** What to work on **
Your task is to retype each line of the data below exactly.

** Information given **
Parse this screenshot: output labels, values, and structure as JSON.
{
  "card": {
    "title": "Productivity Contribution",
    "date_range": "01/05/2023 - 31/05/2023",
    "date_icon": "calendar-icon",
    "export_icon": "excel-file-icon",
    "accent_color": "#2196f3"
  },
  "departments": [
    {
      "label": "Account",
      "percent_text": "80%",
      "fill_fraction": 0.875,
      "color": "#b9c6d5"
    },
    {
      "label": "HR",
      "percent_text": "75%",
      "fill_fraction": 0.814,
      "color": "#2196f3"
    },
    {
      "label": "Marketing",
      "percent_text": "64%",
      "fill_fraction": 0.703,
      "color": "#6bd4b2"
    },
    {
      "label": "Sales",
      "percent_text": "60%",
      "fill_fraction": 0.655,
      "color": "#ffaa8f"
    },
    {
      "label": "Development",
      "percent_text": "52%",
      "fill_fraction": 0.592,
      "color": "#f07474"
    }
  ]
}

** Reply to the task **
Parse this screenshot: output labels, values, and structure as JSON.
{
  "card": {
    "title": "Productivity Contribution",
    "date_range": "01/05/2023 - 31/05/2023",
    "date_icon": "calendar-icon",
    "export_icon": "excel-file-icon",
    "accent_color": "#2196f3"
  },
  "departments": [
    {
      "label": "Account",
      "percent_text": "80%",
      "fill_fraction": 0.875,
      "color": "#b9c6d5"
    },
    {
      "label": "HR",
      "percent_text": "75%",
      "fill_fraction": 0.814,
      "color": "#2196f3"
    },
    {
      "label": "Marketing",
      "percent_text": "64%",
      "fill_fraction": 0.703,
      "color": "#6bd4b2"
    },
    {
      "label": "Sales",
      "percent_text": "60%",
      "fill_fraction": 0.655,
      "color": "#ffaa8f"
    },
    {
      "label": "Development",
      "percent_text": "52%",
      "fill_fraction": 0.592,
      "color": "#f07474"
    }
  ]
}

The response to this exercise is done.